COMPITO RICHIESTO 1: Riscrivi senza alcuna modifica, dal brano su Degas, tutto ciò che va da "Curiosissimo personaggio, Edgar" fino a "dopo il 1890.".
COMPITO RICHIESTO 2: Secondo il brano su Degas, da quale città proviene la madre del pittore?

BRANO DI LETTURA:
*-*-*

Degas
L’invenzione dell’istantanea dipinta
Dovevano essere assai amici, Edgar Degas, il pittore, e Désiré Dihau, il musicista, se il quadro L’orchestra dell’Opéra fu regalato dal primo al secondo e se quasi vent’anni dopo il giovane Toulouse-Lautrec, cugino di Dihau, nel 1886 lo veniva ad ammirare appeso nel salotto del suo appartamento parigino. Caso curioso di una società metropolitana oggettivamente vasta e articolata nella quale chi si doveva incontrare si incontrava, di fatto, e forgiava la storia del gusto e delle arti.
Curiosissimo personaggio, Edgar Degas è collezionista accanito. È figlio di un banchiere e si trova lui stesso a essere un ricco che lentamente impoverisce e nondimeno continua ad acquistare le opere dei suoi contemporanei e degli artisti suoi predecessori, a tal punto che, quando cambia casa, si dice che ha cambiato indirizzo la collezione Ingres. Scapolo convinto, attratto dalle luci fioche dei teatri, finisce quasi cieco quando dipinge i più commoventi dei suoi pastelli dopo il 1890.
Alla musica era stato iniziato già in famiglia: nel salotto paterno passavano strumentisti e cantanti. Destinato a studi di diritto, tradisce i desideri paterni per darsi alla pittura, ai viaggi in Italia, alle lunghe sedute di studio nel Museo del Louvre. Partecipa alle prime mostre degli impressionisti ma non ne condivide per nulla la passione per la pittura en plein air; anzi, se serve uscire dagli studi per inventare, va alle corse dei cavalli di Longchamp, che sempre è mondanità parigina allo stato puro. Gira per i teatri della città. E inventa una visione fino ad allora inusitata nelle inquadrature, le quali sembrano già essere quelle del cinema del secolo successivo in quanto si discostano totalmente dal perbenismo equilibrato delle inquadrature fotografiche della sua epoca. Il suo punto di vista è quello del voyeur in senso positivo: guarda e riproduce l’istante della situazione osservata con la precisione della propria visuale personale. Cosa comprensibile, tra l’altro, visto che la fotografia non può ancora essere istantanea e chiede tempi di posa che inibiscono ogni ipotesi di movimento dei soggetti. Degas è l’inventore dell’istantanea dipinta. È mosso da una curiosità da reporter nell’ambito del suo mondo concluso: se fa un unico viaggio importante fuori Europa, in quella “Nouvelle Orléans” dalla quale proviene sua madre, ne scatta immagini immediate come quelle che prende dal palco dell’Opéra a Parigi o meglio ancora quelle che sembra sorprendere ponendo l’occhio in una scuola di ballo. Eccolo quindi passare, quando la vista si indebolisce, alla velocità del pastello. Del ritratto di Dihau prende gli appunti col disegno, poi compone l’opera e vi piazza amici e conoscenti, compreso il ritratto del compositore Emmanuel Chabrier che rappresenta come flautista talmente integrato nella composizione da far passare il suo strumento sotto il naso di Dihau. Lavora con dovizia, inventa la situazione e la restituisce come se fosse vera, come se l’avesse vista da una poltrona di prima fila, dalla quale sbircia.

*-*-*

DATI FORNITI:
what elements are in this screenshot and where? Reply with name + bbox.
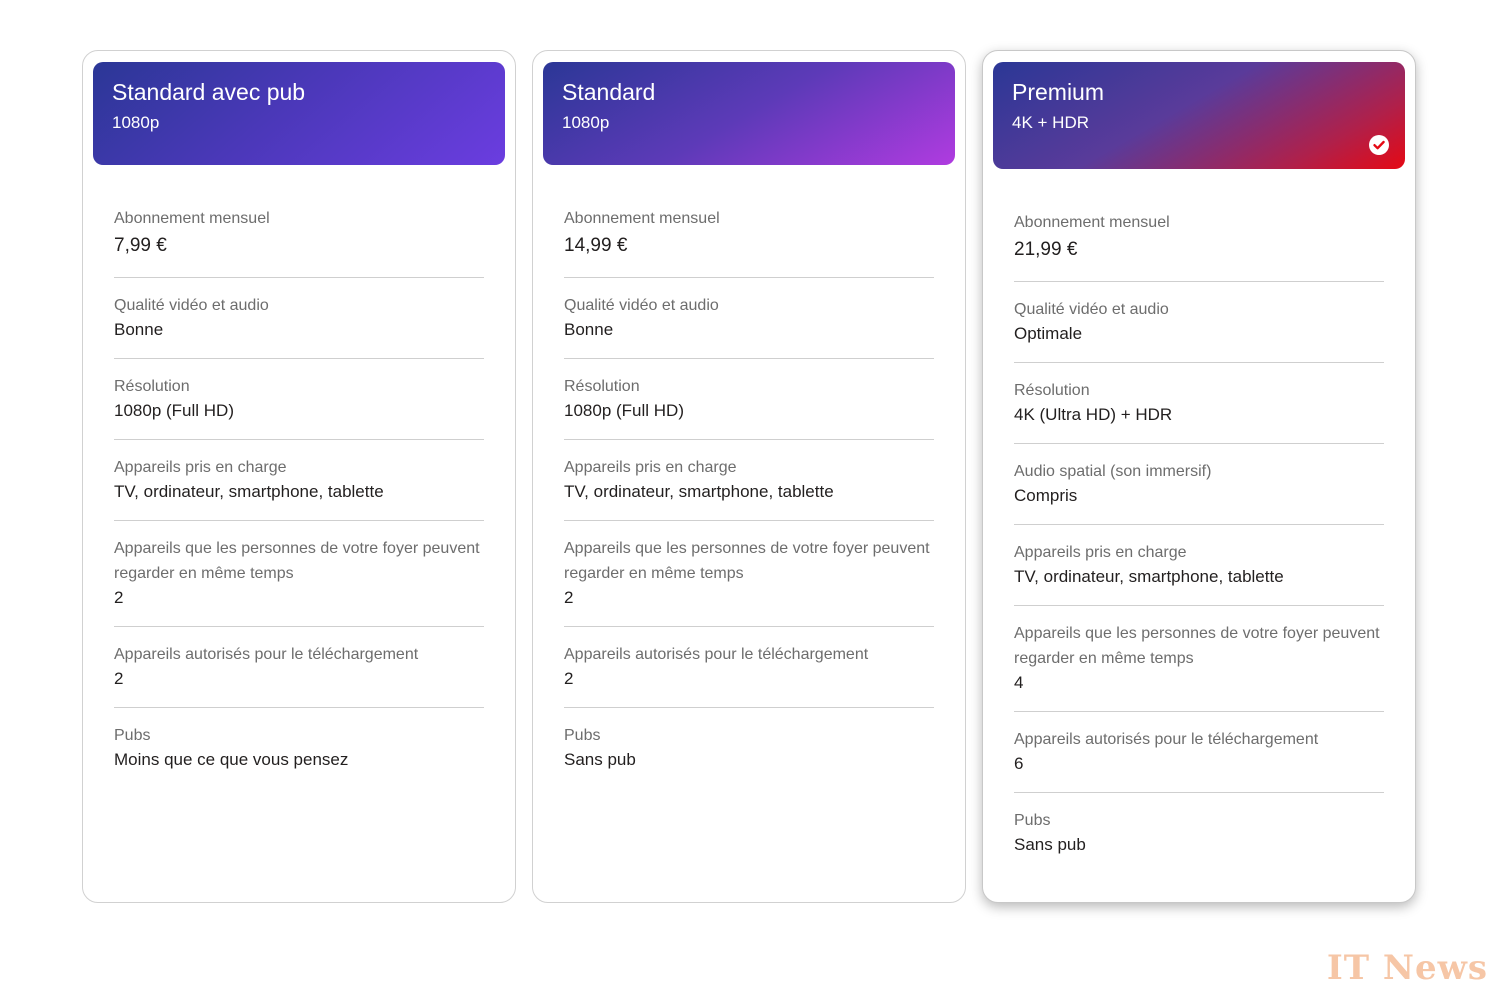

*-*-*

RISPOSTA CORRETTA 1:
Curiosissimo personaggio, Edgar Degas è collezionista accanito. È figlio di un banchiere e si trova lui stesso a essere un ricco che lentamente impoverisce e nondimeno continua ad acquistare le opere dei suoi contemporanei e degli artisti suoi predecessori, a tal punto che, quando cambia casa, si dice che ha cambiato indirizzo la collezione Ingres. Scapolo convinto, attratto dalle luci fioche dei teatri, finisce quasi cieco quando dipinge i più commoventi dei suoi pastelli dopo il 1890.

RISPOSTA CORRETTA 2: Dalla Nouvelle Orléans.